▸ Data items
begin

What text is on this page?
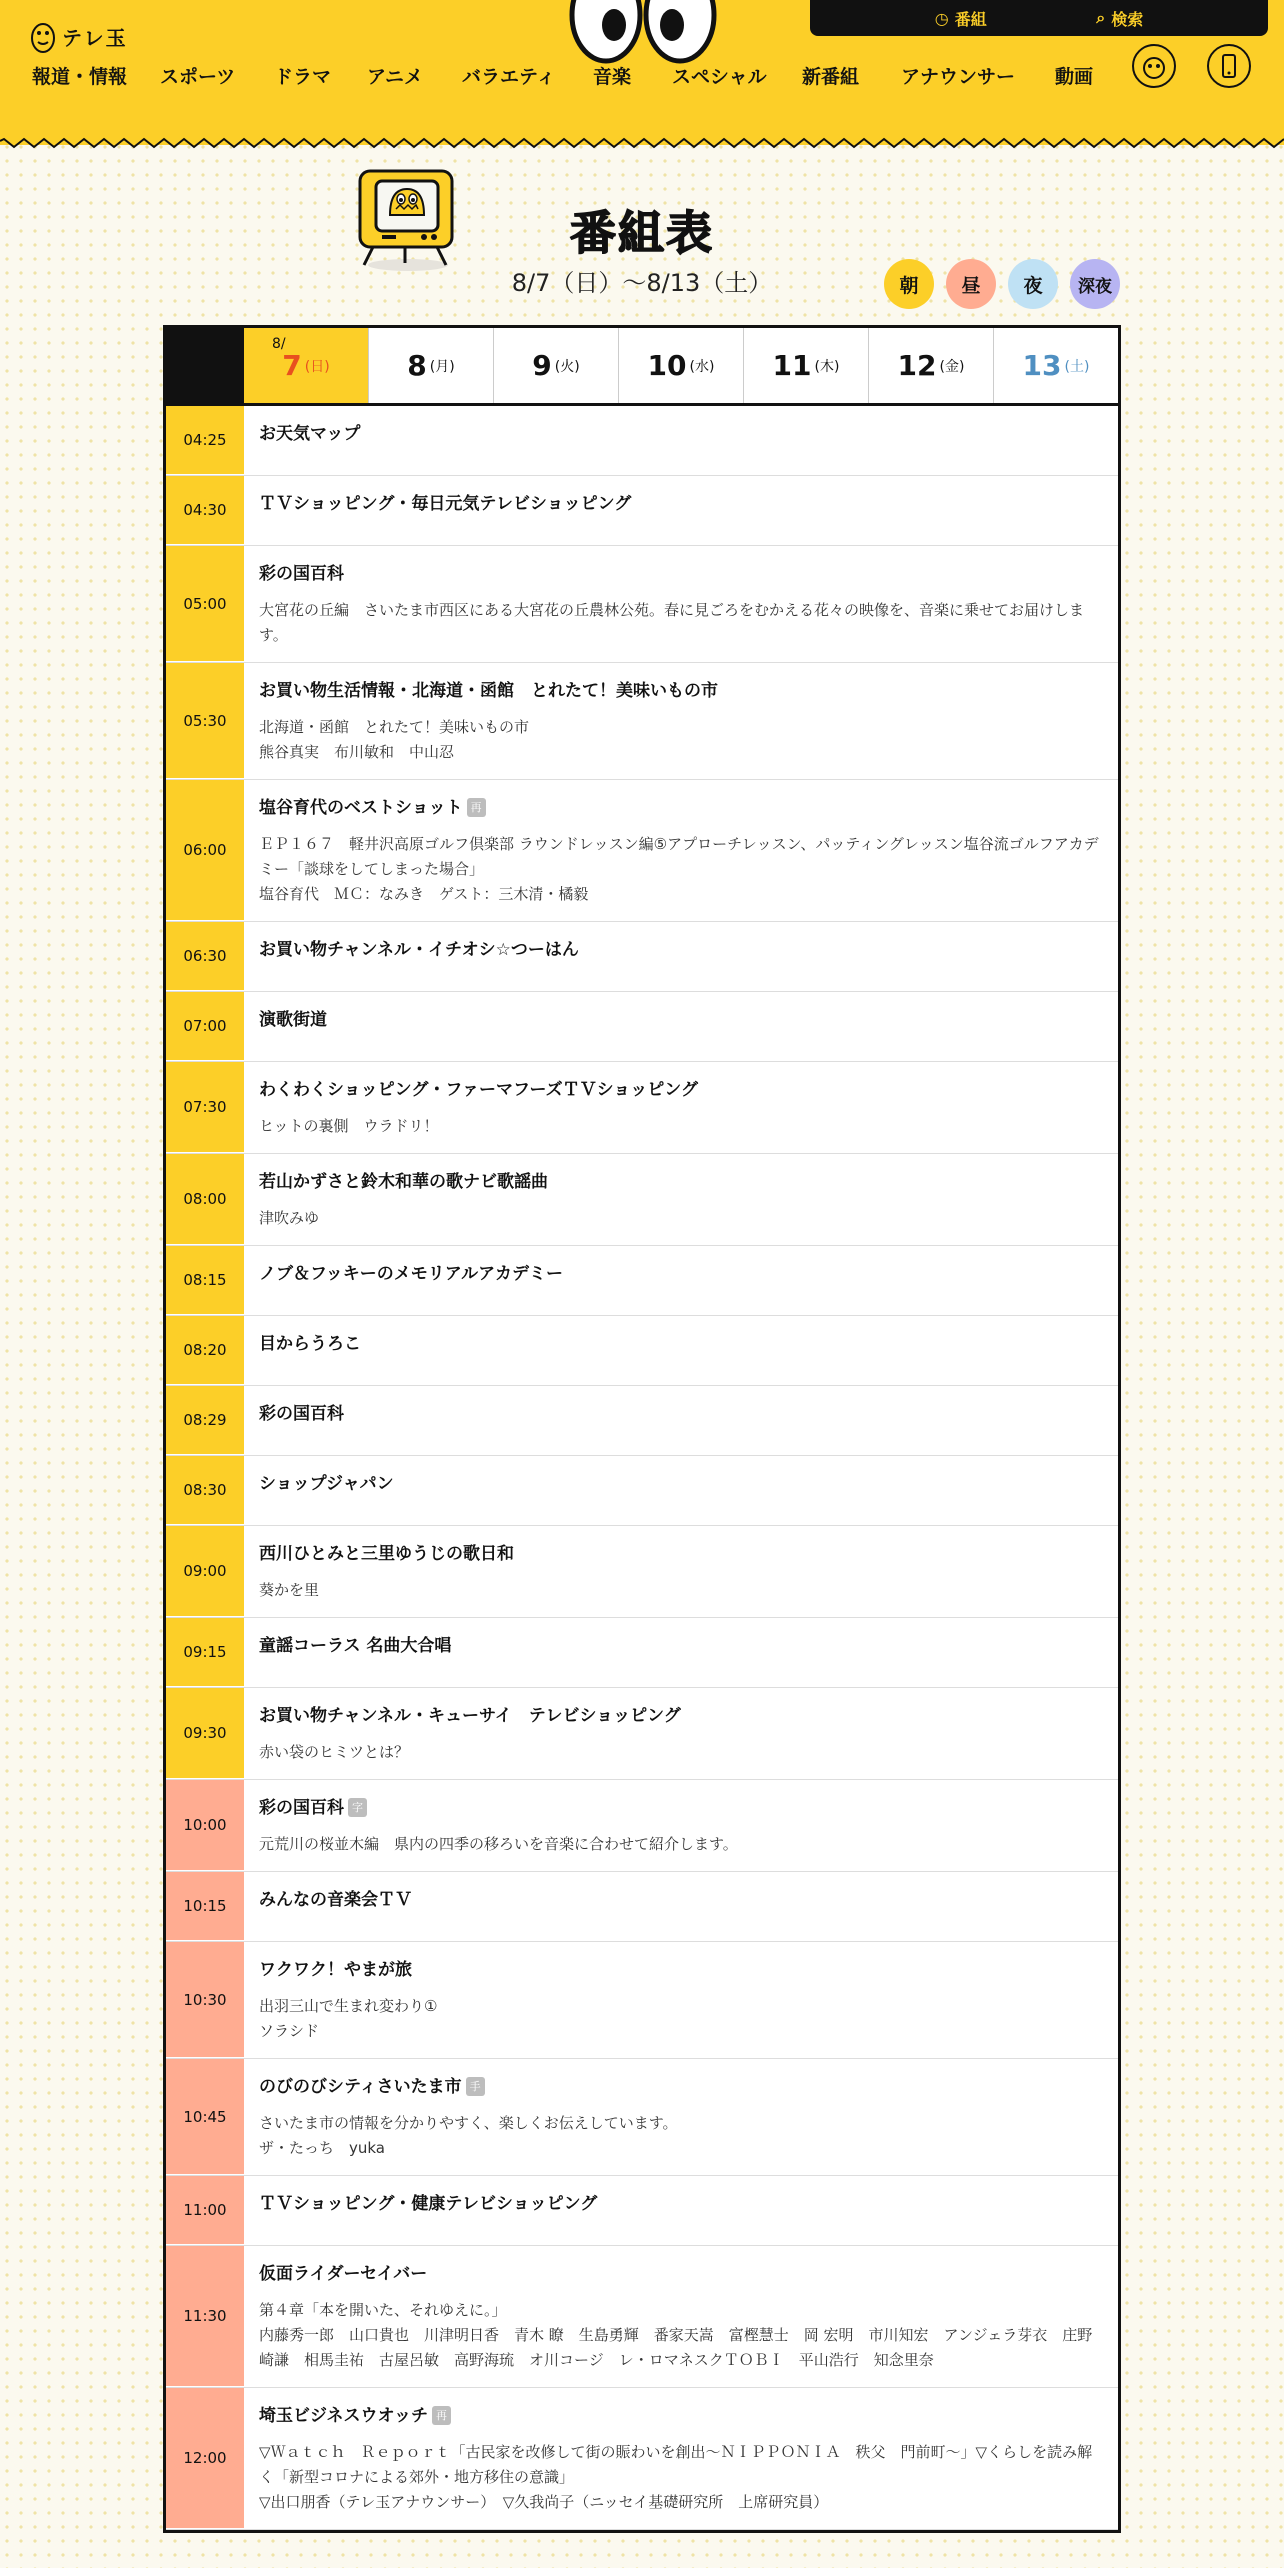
テレ玉
◷ 番組	⌕ 検索
報道・情報 スポーツ ドラマ アニメ バラエティ 音楽 スペシャル 新番組 アナウンサー 動画
番組表
8/7（日）〜8/13（土）	朝	昼	夜	深夜
8/
7 (日)	8 (月)	9 (火) 10 (水) 11 (木) 12 (金) 13 (土)
04:25	お天気マップ
04:30	ＴＶショッピング・毎日元気テレビショッピング
05:00
彩の国百科
大宮花の丘編　さいたま市西区にある大宮花の丘農林公苑。春に見ごろをむかえる花々の映像を、音楽に乗せてお届けします。
05:30
お買い物生活情報・北海道・函館　とれたて！美味いもの市
北海道・函館　とれたて！美味いもの市
熊谷真実　布川敏和　中山忍
06:00
塩谷育代のベストショット 再
ＥＰ１６７　軽井沢高原ゴルフ倶楽部 ラウンドレッスン編⑤アプローチレッスン、パッティングレッスン塩谷流ゴルフアカデミー「談球をしてしまった場合」
塩谷育代　ＭＣ：なみき　ゲスト：三木清・橘毅
06:30	お買い物チャンネル・イチオシ☆つーはん
07:00	演歌街道
07:30
わくわくショッピング・ファーマフーズＴＶショッピング
ヒットの裏側　ウラドリ！
08:00
若山かずさと鈴木和華の歌ナビ歌謡曲
津吹みゆ
08:15	ノブ＆フッキーのメモリアルアカデミー
08:20	目からうろこ
08:29	彩の国百科
08:30	ショップジャパン
09:00
西川ひとみと三里ゆうじの歌日和
葵かを里
09:15	童謡コーラス 名曲大合唱
09:30
お買い物チャンネル・キューサイ　テレビショッピング
赤い袋のヒミツとは？
10:00
彩の国百科 字
元荒川の桜並木編　県内の四季の移ろいを音楽に合わせて紹介します。
10:15	みんなの音楽会ＴＶ
10:30
ワクワク！やまが旅
出羽三山で生まれ変わり①
ソラシド
10:45
のびのびシティさいたま市 手
さいたま市の情報を分かりやすく、楽しくお伝えしています。
ザ・たっち　yuka
11:00	ＴＶショッピング・健康テレビショッピング
11:30
仮面ライダーセイバー
第４章「本を開いた、それゆえに。」
内藤秀一郎　山口貴也　川津明日香　青木 瞭　生島勇輝　番家天嵩　富樫慧士　岡 宏明　市川知宏　アンジェラ芽衣　庄野崎謙　相馬圭祐　古屋呂敏　高野海琉　オ川コージ　レ・ロマネスクＴＯＢＩ　平山浩行　知念里奈
12:00
埼玉ビジネスウオッチ 再
▽Ｗａｔｃｈ　Ｒｅｐｏｒｔ「古民家を改修して街の賑わいを創出～ＮＩＰＰＯＮＩＡ　秩父　門前町～」▽くらしを読み解く「新型コロナによる郊外・地方移住の意識」
▽出口朋香（テレ玉アナウンサー）　▽久我尚子（ニッセイ基礎研究所　上席研究員）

end

▸ WHAT YOU NEED TO DO
From the listing above, pick out every line containing "美味いもの市".

▸ RESULT OF THE TASK
お買い物生活情報・北海道・函館　とれたて！美味いもの市
北海道・函館　とれたて！美味いもの市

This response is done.